- _WRITTEN INSTRUCTION_: Gather up all lines that carry the word "from".

- _DATASET CONTENT_:
——

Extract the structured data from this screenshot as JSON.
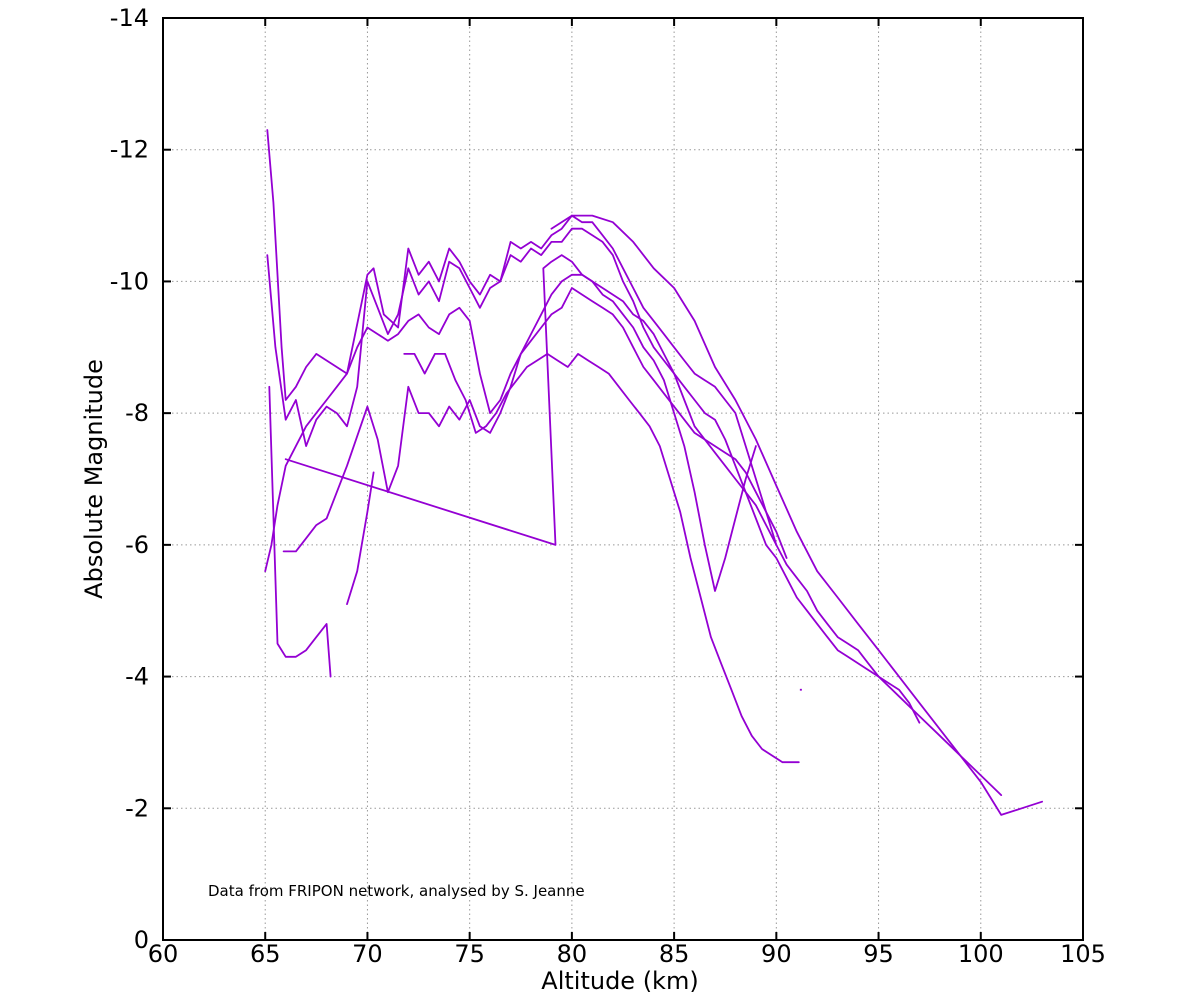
{
  "chart_data": {
    "type": "line",
    "xlabel": "Altitude (km)",
    "ylabel": "Absolute Magnitude",
    "xlim": [
      60,
      105
    ],
    "ylim": [
      0,
      -14
    ],
    "y_inverted": true,
    "x_ticks": [
      60,
      65,
      70,
      75,
      80,
      85,
      90,
      95,
      100,
      105
    ],
    "y_ticks": [
      0,
      -2,
      -4,
      -6,
      -8,
      -10,
      -12,
      -14
    ],
    "x_tick_labels": [
      "60",
      "65",
      "70",
      "75",
      "80",
      "85",
      "90",
      "95",
      "100",
      "105"
    ],
    "y_tick_labels": [
      "0",
      "-2",
      "-4",
      "-6",
      "-8",
      "-10",
      "-12",
      "-14"
    ],
    "grid": true,
    "line_color": "#9400d3",
    "annotation": "Data from FRIPON network, analysed by S. Jeanne",
    "series": [
      {
        "x": [
          65.1,
          65.4,
          65.6,
          65.8,
          66.0,
          66.5,
          67.0,
          67.5,
          68.0,
          69.0,
          70.0,
          70.3,
          70.8,
          71.5,
          72.0,
          72.5,
          73.0,
          73.5,
          74.0,
          74.5,
          75.0,
          75.5,
          76.0,
          76.5,
          77.0,
          77.5,
          78.0,
          78.5,
          79.0,
          79.5,
          80.0,
          80.5,
          81.0,
          81.5,
          82.0,
          82.5,
          83.0,
          83.5,
          84.0,
          84.5,
          85.0,
          85.5,
          86.0,
          86.5,
          87.0,
          87.5,
          88.0,
          88.5,
          89.0,
          89.5,
          90.0
        ],
        "y": [
          -12.3,
          -11.2,
          -10.1,
          -9.0,
          -8.2,
          -8.4,
          -8.7,
          -8.9,
          -8.8,
          -8.6,
          -10.1,
          -10.2,
          -9.5,
          -9.3,
          -10.5,
          -10.1,
          -10.3,
          -10.0,
          -10.5,
          -10.3,
          -10.0,
          -9.8,
          -10.1,
          -10.0,
          -10.6,
          -10.5,
          -10.6,
          -10.5,
          -10.7,
          -10.8,
          -11.0,
          -10.9,
          -10.9,
          -10.7,
          -10.5,
          -10.2,
          -9.9,
          -9.6,
          -9.4,
          -9.2,
          -9.0,
          -8.8,
          -8.6,
          -8.5,
          -8.4,
          -8.2,
          -8.0,
          -7.5,
          -7.0,
          -6.5,
          -6.0
        ]
      },
      {
        "x": [
          65.1,
          65.5,
          66.0,
          66.5,
          67.0,
          67.5,
          68.0,
          68.5,
          69.0,
          69.5,
          70.0,
          70.5,
          71.0,
          71.5,
          72.0,
          72.5,
          73.0,
          73.5,
          74.0,
          74.5,
          75.0,
          75.5,
          76.0,
          76.5,
          77.0,
          77.5,
          78.0,
          78.5,
          79.0,
          79.5,
          80.0,
          80.5,
          81.0,
          81.5,
          82.0,
          82.5,
          83.0,
          83.5,
          84.0,
          84.5,
          85.0,
          85.5,
          86.0,
          86.5,
          87.0,
          87.5,
          88.0,
          88.5,
          89.0,
          89.5,
          90.0,
          90.5,
          91.0,
          91.5,
          92.0,
          92.5,
          93.0,
          93.5,
          94.0,
          94.5,
          95.0,
          95.5,
          96.0,
          96.5,
          97.0
        ],
        "y": [
          -10.4,
          -9.0,
          -7.9,
          -8.2,
          -7.5,
          -7.9,
          -8.1,
          -8.0,
          -7.8,
          -8.4,
          -10.0,
          -9.6,
          -9.2,
          -9.5,
          -10.2,
          -9.8,
          -10.0,
          -9.7,
          -10.3,
          -10.2,
          -9.9,
          -9.6,
          -9.9,
          -10.0,
          -10.4,
          -10.3,
          -10.5,
          -10.4,
          -10.6,
          -10.6,
          -10.8,
          -10.8,
          -10.7,
          -10.6,
          -10.4,
          -10.0,
          -9.7,
          -9.3,
          -9.0,
          -8.8,
          -8.6,
          -8.4,
          -8.2,
          -8.0,
          -7.9,
          -7.6,
          -7.2,
          -6.8,
          -6.4,
          -6.0,
          -5.8,
          -5.5,
          -5.2,
          -5.0,
          -4.8,
          -4.6,
          -4.4,
          -4.3,
          -4.2,
          -4.1,
          -4.0,
          -3.9,
          -3.8,
          -3.6,
          -3.3
        ]
      },
      {
        "x": [
          65.0,
          65.3,
          65.6,
          66.0,
          66.5,
          67.0,
          67.5,
          68.0,
          68.5,
          69.0,
          69.5,
          70.0,
          70.5,
          71.0,
          71.5,
          72.0,
          72.5,
          73.0,
          73.5,
          74.0,
          74.5,
          75.0,
          75.5,
          76.0,
          76.5,
          77.0,
          77.5,
          78.0,
          78.5,
          79.0,
          79.5,
          80.0,
          80.5,
          81.0,
          81.5,
          82.0,
          82.5,
          83.0,
          83.5,
          84.0,
          84.5,
          85.0,
          85.5,
          86.0,
          86.5,
          87.0,
          87.5,
          88.0,
          88.5,
          89.0,
          89.5,
          90.0,
          90.5,
          91.0,
          91.5,
          92.0,
          92.5,
          93.0,
          93.5,
          94.0,
          94.5,
          95.0,
          96.0,
          97.0,
          98.0,
          99.0,
          100.0,
          101.0
        ],
        "y": [
          -5.6,
          -6.0,
          -6.6,
          -7.2,
          -7.5,
          -7.8,
          -8.0,
          -8.2,
          -8.4,
          -8.6,
          -9.0,
          -9.3,
          -9.2,
          -9.1,
          -9.2,
          -9.4,
          -9.5,
          -9.3,
          -9.2,
          -9.5,
          -9.6,
          -9.4,
          -8.6,
          -8.0,
          -8.2,
          -8.6,
          -8.9,
          -9.2,
          -9.5,
          -9.8,
          -10.0,
          -10.1,
          -10.1,
          -10.0,
          -9.9,
          -9.8,
          -9.7,
          -9.5,
          -9.4,
          -9.2,
          -8.9,
          -8.6,
          -8.2,
          -7.8,
          -7.6,
          -7.4,
          -7.2,
          -7.0,
          -6.8,
          -6.6,
          -6.3,
          -6.0,
          -5.7,
          -5.5,
          -5.3,
          -5.0,
          -4.8,
          -4.6,
          -4.5,
          -4.4,
          -4.2,
          -4.0,
          -3.7,
          -3.4,
          -3.1,
          -2.8,
          -2.5,
          -2.2
        ]
      },
      {
        "x": [
          65.9,
          66.5,
          67.0,
          67.5,
          68.0,
          69.0,
          70.0,
          70.5,
          71.0,
          71.5,
          72.0,
          72.5,
          73.0,
          73.5,
          74.0,
          74.5,
          75.0,
          75.5,
          76.0,
          76.5,
          77.0,
          77.5,
          78.0,
          78.5,
          79.0,
          79.5,
          80.0,
          80.5,
          81.0,
          81.5,
          82.0,
          82.5,
          83.0,
          83.5,
          84.0,
          84.5,
          85.0,
          85.5,
          86.0,
          86.5,
          87.0,
          87.5,
          88.0,
          88.5,
          89.0,
          89.5,
          90.0,
          90.5
        ],
        "y": [
          -5.9,
          -5.9,
          -6.1,
          -6.3,
          -6.4,
          -7.2,
          -8.1,
          -7.6,
          -6.8,
          -7.2,
          -8.4,
          -8.0,
          -8.0,
          -7.8,
          -8.1,
          -7.9,
          -8.2,
          -7.8,
          -7.7,
          -8.0,
          -8.4,
          -8.9,
          -9.1,
          -9.3,
          -9.5,
          -9.6,
          -9.9,
          -9.8,
          -9.7,
          -9.6,
          -9.5,
          -9.3,
          -9.0,
          -8.7,
          -8.5,
          -8.3,
          -8.1,
          -7.9,
          -7.7,
          -7.6,
          -7.5,
          -7.4,
          -7.3,
          -7.1,
          -6.8,
          -6.5,
          -6.2,
          -5.8
        ]
      },
      {
        "x": [
          65.2,
          65.6,
          66.0,
          66.5,
          67.0,
          67.5,
          68.0,
          68.2
        ],
        "y": [
          -8.4,
          -4.5,
          -4.3,
          -4.3,
          -4.4,
          -4.6,
          -4.8,
          -4.0
        ]
      },
      {
        "x": [
          69.0,
          69.5,
          70.0,
          70.3
        ],
        "y": [
          -5.1,
          -5.6,
          -6.5,
          -7.1
        ]
      },
      {
        "x": [
          66.0,
          79.2,
          78.6,
          79.0,
          79.5,
          80.0,
          80.5,
          81.0,
          81.5,
          82.0,
          82.5,
          83.0,
          83.5,
          84.0,
          84.5,
          85.0,
          85.5,
          86.0,
          86.5,
          87.0,
          87.5,
          88.0,
          88.5,
          89.0
        ],
        "y": [
          -7.3,
          -6.0,
          -10.2,
          -10.3,
          -10.4,
          -10.3,
          -10.1,
          -10.0,
          -9.8,
          -9.7,
          -9.5,
          -9.3,
          -9.0,
          -8.8,
          -8.5,
          -8.0,
          -7.5,
          -6.8,
          -6.0,
          -5.3,
          -5.8,
          -6.4,
          -7.0,
          -7.5
        ]
      },
      {
        "x": [
          71.8,
          72.3,
          72.8,
          73.3,
          73.8,
          74.3,
          74.8,
          75.3,
          75.8,
          76.3,
          76.8,
          77.3,
          77.8,
          78.3,
          78.8,
          79.3,
          79.8,
          80.3,
          80.8,
          81.3,
          81.8,
          82.3,
          82.8,
          83.3,
          83.8,
          84.3,
          84.8,
          85.3,
          85.8,
          86.3,
          86.8,
          87.3,
          87.8,
          88.3,
          88.8,
          89.3,
          89.8,
          90.3,
          90.8,
          91.1
        ],
        "y": [
          -8.9,
          -8.9,
          -8.6,
          -8.9,
          -8.9,
          -8.5,
          -8.2,
          -7.7,
          -7.8,
          -8.0,
          -8.3,
          -8.5,
          -8.7,
          -8.8,
          -8.9,
          -8.8,
          -8.7,
          -8.9,
          -8.8,
          -8.7,
          -8.6,
          -8.4,
          -8.2,
          -8.0,
          -7.8,
          -7.5,
          -7.0,
          -6.5,
          -5.8,
          -5.2,
          -4.6,
          -4.2,
          -3.8,
          -3.4,
          -3.1,
          -2.9,
          -2.8,
          -2.7,
          -2.7,
          -2.7
        ]
      },
      {
        "x": [
          79.0,
          80.0,
          81.0,
          82.0,
          83.0,
          84.0,
          85.0,
          86.0,
          87.0,
          88.0,
          89.0,
          90.0,
          91.0,
          92.0,
          93.0,
          94.0,
          95.0,
          96.0,
          97.0,
          98.0,
          99.0,
          100.0,
          101.0,
          102.0,
          103.0
        ],
        "y": [
          -10.8,
          -11.0,
          -11.0,
          -10.9,
          -10.6,
          -10.2,
          -9.9,
          -9.4,
          -8.7,
          -8.2,
          -7.6,
          -6.9,
          -6.2,
          -5.6,
          -5.2,
          -4.8,
          -4.4,
          -4.0,
          -3.6,
          -3.2,
          -2.8,
          -2.4,
          -1.9,
          -2.0,
          -2.1
        ]
      },
      {
        "x": [
          91.2
        ],
        "y": [
          -3.8
        ]
      }
    ]
  }
}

——

- _EXERCISE RESULT_:
Extract the structured data from this screenshot as JSON.
    "annotation": "Data from FRIPON network, analysed by S. Jeanne",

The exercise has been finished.